▶ **Exercise requirements**
A faithful copy of the entries is needed, one that leaves out the pictures.

▶ **Entries supplied**
____________

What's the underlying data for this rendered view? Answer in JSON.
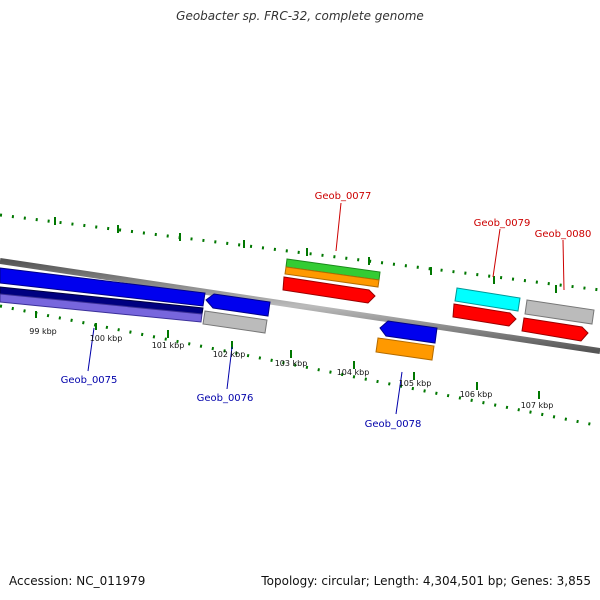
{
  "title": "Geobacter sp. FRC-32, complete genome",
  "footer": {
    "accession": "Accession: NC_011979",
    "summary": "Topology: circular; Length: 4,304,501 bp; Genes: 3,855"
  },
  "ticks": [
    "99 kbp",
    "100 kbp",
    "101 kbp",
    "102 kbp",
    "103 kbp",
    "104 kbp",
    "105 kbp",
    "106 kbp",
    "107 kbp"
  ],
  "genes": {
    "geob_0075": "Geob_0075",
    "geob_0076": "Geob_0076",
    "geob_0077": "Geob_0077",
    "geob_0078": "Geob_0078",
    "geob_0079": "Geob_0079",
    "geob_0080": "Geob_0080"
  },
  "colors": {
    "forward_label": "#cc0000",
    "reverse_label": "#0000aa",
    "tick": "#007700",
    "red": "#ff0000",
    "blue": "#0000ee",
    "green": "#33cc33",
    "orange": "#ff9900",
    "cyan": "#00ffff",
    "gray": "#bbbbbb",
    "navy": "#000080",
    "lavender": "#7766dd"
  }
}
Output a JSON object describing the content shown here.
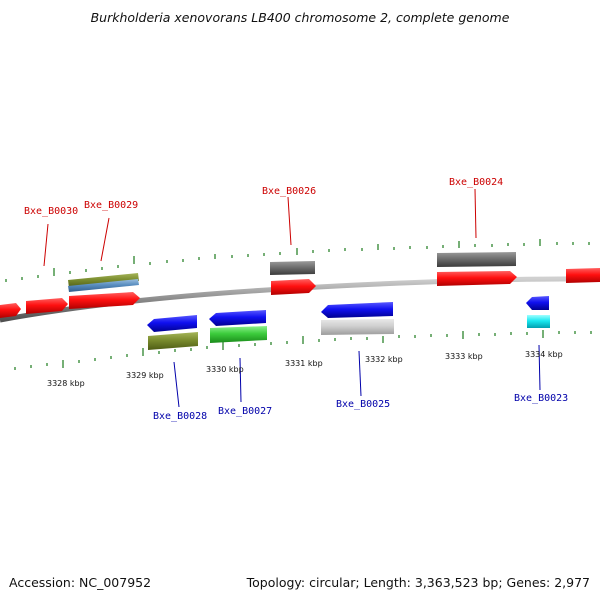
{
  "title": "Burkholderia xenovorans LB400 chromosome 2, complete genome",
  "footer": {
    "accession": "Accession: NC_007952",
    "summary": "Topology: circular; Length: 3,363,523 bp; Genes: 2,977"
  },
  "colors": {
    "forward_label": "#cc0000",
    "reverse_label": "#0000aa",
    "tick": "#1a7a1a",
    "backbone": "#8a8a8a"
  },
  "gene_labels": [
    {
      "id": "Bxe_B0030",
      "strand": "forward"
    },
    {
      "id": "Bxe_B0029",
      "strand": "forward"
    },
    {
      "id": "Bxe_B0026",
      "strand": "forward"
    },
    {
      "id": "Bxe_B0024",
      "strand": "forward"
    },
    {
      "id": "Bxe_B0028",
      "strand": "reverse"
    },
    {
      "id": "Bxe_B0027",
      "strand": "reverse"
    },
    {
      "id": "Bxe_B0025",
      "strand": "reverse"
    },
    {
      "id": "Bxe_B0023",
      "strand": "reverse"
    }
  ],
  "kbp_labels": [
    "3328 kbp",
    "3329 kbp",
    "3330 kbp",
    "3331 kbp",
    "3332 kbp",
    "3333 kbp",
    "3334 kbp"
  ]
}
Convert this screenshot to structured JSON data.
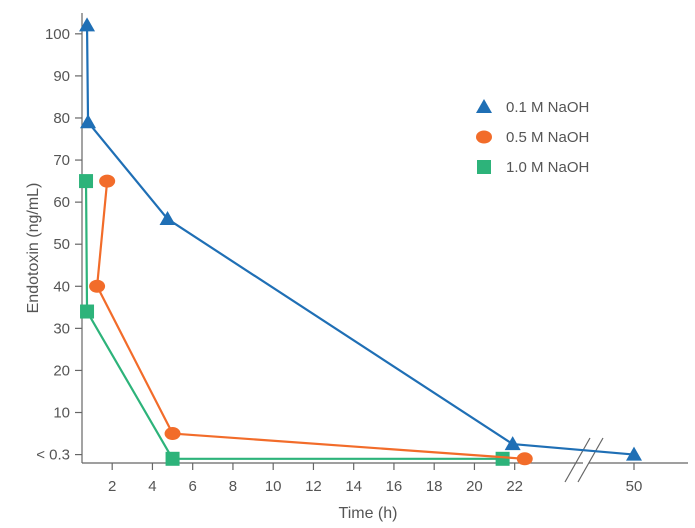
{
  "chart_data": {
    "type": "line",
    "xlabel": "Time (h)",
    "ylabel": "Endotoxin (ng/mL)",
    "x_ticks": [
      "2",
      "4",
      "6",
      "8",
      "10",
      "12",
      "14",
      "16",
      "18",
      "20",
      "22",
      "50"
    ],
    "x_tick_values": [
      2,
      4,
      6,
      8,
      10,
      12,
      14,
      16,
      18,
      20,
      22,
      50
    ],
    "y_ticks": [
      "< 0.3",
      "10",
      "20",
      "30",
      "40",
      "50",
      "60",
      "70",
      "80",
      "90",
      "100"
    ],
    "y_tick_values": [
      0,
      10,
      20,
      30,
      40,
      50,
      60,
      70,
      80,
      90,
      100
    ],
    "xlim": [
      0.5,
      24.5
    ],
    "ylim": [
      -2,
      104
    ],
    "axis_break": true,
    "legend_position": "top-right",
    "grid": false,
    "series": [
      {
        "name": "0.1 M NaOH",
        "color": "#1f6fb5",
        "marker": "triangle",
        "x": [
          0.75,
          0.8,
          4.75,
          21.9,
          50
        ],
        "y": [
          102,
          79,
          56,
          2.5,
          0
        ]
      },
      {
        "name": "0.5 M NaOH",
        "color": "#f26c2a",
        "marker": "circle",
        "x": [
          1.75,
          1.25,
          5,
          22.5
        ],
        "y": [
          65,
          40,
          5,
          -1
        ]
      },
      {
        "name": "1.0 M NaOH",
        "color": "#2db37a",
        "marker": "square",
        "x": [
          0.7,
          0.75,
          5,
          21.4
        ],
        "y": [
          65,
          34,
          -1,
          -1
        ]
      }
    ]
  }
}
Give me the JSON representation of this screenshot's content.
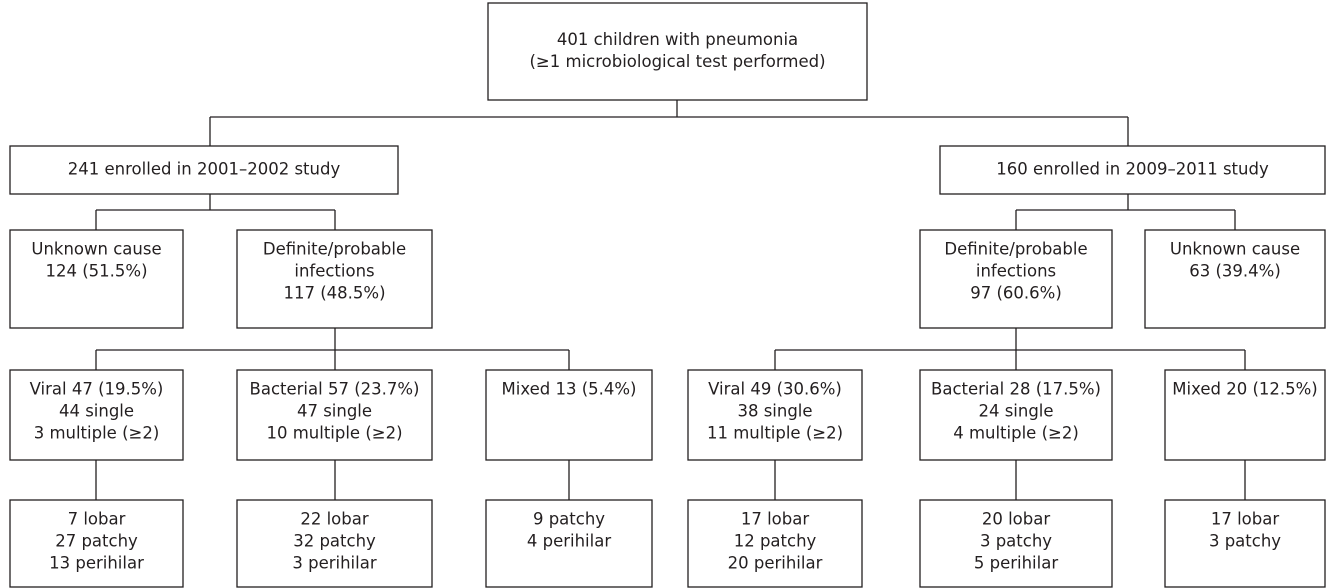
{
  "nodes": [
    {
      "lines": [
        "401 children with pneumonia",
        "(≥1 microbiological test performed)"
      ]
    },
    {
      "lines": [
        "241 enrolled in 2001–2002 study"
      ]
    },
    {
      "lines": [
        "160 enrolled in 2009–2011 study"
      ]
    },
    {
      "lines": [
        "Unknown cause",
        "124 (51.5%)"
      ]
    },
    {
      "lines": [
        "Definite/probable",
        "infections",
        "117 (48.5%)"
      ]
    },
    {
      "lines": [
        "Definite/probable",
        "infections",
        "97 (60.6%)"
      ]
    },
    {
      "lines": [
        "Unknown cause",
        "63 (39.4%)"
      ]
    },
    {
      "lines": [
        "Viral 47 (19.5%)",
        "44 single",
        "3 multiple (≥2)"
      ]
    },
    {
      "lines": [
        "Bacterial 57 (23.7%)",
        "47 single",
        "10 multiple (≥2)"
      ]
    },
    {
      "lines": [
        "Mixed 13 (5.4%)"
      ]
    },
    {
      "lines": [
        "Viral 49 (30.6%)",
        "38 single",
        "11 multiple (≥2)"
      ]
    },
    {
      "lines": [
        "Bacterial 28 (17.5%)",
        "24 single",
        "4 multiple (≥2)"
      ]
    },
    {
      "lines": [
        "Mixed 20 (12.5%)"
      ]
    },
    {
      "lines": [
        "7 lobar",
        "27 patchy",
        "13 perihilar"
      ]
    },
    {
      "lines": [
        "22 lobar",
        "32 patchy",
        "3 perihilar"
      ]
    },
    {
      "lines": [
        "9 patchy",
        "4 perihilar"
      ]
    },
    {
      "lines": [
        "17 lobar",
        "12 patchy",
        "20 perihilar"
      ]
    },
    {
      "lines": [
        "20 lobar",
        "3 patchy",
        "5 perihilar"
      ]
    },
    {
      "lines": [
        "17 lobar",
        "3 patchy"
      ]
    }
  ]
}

____________

▶ **Response to the exercise**
What's the underlying data for this rendered view? Answer in JSON.
{
  "title": "Geobacter sp. FRC-32, complete genome",
  "footer": {
    "accession": "Accession: NC_011979",
    "summary": "Topology: circular; Length: 4,304,501 bp; Genes: 3,855"
  },
  "ticks": [
    "99 kbp",
    "100 kbp",
    "101 kbp",
    "102 kbp",
    "103 kbp",
    "104 kbp",
    "105 kbp",
    "106 kbp",
    "107 kbp"
  ],
  "genes": {
    "geob_0075": "Geob_0075",
    "geob_0076": "Geob_0076",
    "geob_0077": "Geob_0077",
    "geob_0078": "Geob_0078",
    "geob_0079": "Geob_0079",
    "geob_0080": "Geob_0080"
  },
  "colors": {
    "forward_label": "#cc0000",
    "reverse_label": "#0000aa",
    "tick": "#007700",
    "red": "#ff0000",
    "blue": "#0000ee",
    "green": "#33cc33",
    "orange": "#ff9900",
    "cyan": "#00ffff",
    "gray": "#bbbbbb",
    "navy": "#000080",
    "lavender": "#7766dd"
  }
}
Output a JSON object describing the content shown here.
{
  "title": "Burkholderia xenovorans LB400 chromosome 2, complete genome",
  "footer": {
    "accession": "Accession: NC_007952",
    "summary": "Topology: circular; Length: 3,363,523 bp; Genes: 2,977"
  },
  "colors": {
    "forward_label": "#cc0000",
    "reverse_label": "#0000aa",
    "tick": "#1a7a1a",
    "backbone": "#8a8a8a"
  },
  "gene_labels": [
    {
      "id": "Bxe_B0030",
      "strand": "forward"
    },
    {
      "id": "Bxe_B0029",
      "strand": "forward"
    },
    {
      "id": "Bxe_B0026",
      "strand": "forward"
    },
    {
      "id": "Bxe_B0024",
      "strand": "forward"
    },
    {
      "id": "Bxe_B0028",
      "strand": "reverse"
    },
    {
      "id": "Bxe_B0027",
      "strand": "reverse"
    },
    {
      "id": "Bxe_B0025",
      "strand": "reverse"
    },
    {
      "id": "Bxe_B0023",
      "strand": "reverse"
    }
  ],
  "kbp_labels": [
    "3328 kbp",
    "3329 kbp",
    "3330 kbp",
    "3331 kbp",
    "3332 kbp",
    "3333 kbp",
    "3334 kbp"
  ]
}
Convert this screenshot to structured JSON data.
{
  "chart_data": {
    "type": "line",
    "xlabel": "Time (h)",
    "ylabel": "Endotoxin (ng/mL)",
    "x_ticks": [
      "2",
      "4",
      "6",
      "8",
      "10",
      "12",
      "14",
      "16",
      "18",
      "20",
      "22",
      "50"
    ],
    "x_tick_values": [
      2,
      4,
      6,
      8,
      10,
      12,
      14,
      16,
      18,
      20,
      22,
      50
    ],
    "y_ticks": [
      "< 0.3",
      "10",
      "20",
      "30",
      "40",
      "50",
      "60",
      "70",
      "80",
      "90",
      "100"
    ],
    "y_tick_values": [
      0,
      10,
      20,
      30,
      40,
      50,
      60,
      70,
      80,
      90,
      100
    ],
    "xlim": [
      0.5,
      24.5
    ],
    "ylim": [
      -2,
      104
    ],
    "axis_break": true,
    "legend_position": "top-right",
    "grid": false,
    "series": [
      {
        "name": "0.1 M NaOH",
        "color": "#1f6fb5",
        "marker": "triangle",
        "x": [
          0.75,
          0.8,
          4.75,
          21.9,
          50
        ],
        "y": [
          102,
          79,
          56,
          2.5,
          0
        ]
      },
      {
        "name": "0.5 M NaOH",
        "color": "#f26c2a",
        "marker": "circle",
        "x": [
          1.75,
          1.25,
          5,
          22.5
        ],
        "y": [
          65,
          40,
          5,
          -1
        ]
      },
      {
        "name": "1.0 M NaOH",
        "color": "#2db37a",
        "marker": "square",
        "x": [
          0.7,
          0.75,
          5,
          21.4
        ],
        "y": [
          65,
          34,
          -1,
          -1
        ]
      }
    ]
  }
}
Give me the JSON representation of this screenshot's content.
{
  "nodes": [
    {
      "lines": [
        "401 children with pneumonia",
        "(≥1 microbiological test performed)"
      ]
    },
    {
      "lines": [
        "241 enrolled in 2001–2002 study"
      ]
    },
    {
      "lines": [
        "160 enrolled in 2009–2011 study"
      ]
    },
    {
      "lines": [
        "Unknown cause",
        "124 (51.5%)"
      ]
    },
    {
      "lines": [
        "Definite/probable",
        "infections",
        "117 (48.5%)"
      ]
    },
    {
      "lines": [
        "Definite/probable",
        "infections",
        "97 (60.6%)"
      ]
    },
    {
      "lines": [
        "Unknown cause",
        "63 (39.4%)"
      ]
    },
    {
      "lines": [
        "Viral 47 (19.5%)",
        "44 single",
        "3 multiple (≥2)"
      ]
    },
    {
      "lines": [
        "Bacterial 57 (23.7%)",
        "47 single",
        "10 multiple (≥2)"
      ]
    },
    {
      "lines": [
        "Mixed 13 (5.4%)"
      ]
    },
    {
      "lines": [
        "Viral 49 (30.6%)",
        "38 single",
        "11 multiple (≥2)"
      ]
    },
    {
      "lines": [
        "Bacterial 28 (17.5%)",
        "24 single",
        "4 multiple (≥2)"
      ]
    },
    {
      "lines": [
        "Mixed 20 (12.5%)"
      ]
    },
    {
      "lines": [
        "7 lobar",
        "27 patchy",
        "13 perihilar"
      ]
    },
    {
      "lines": [
        "22 lobar",
        "32 patchy",
        "3 perihilar"
      ]
    },
    {
      "lines": [
        "9 patchy",
        "4 perihilar"
      ]
    },
    {
      "lines": [
        "17 lobar",
        "12 patchy",
        "20 perihilar"
      ]
    },
    {
      "lines": [
        "20 lobar",
        "3 patchy",
        "5 perihilar"
      ]
    },
    {
      "lines": [
        "17 lobar",
        "3 patchy"
      ]
    }
  ]
}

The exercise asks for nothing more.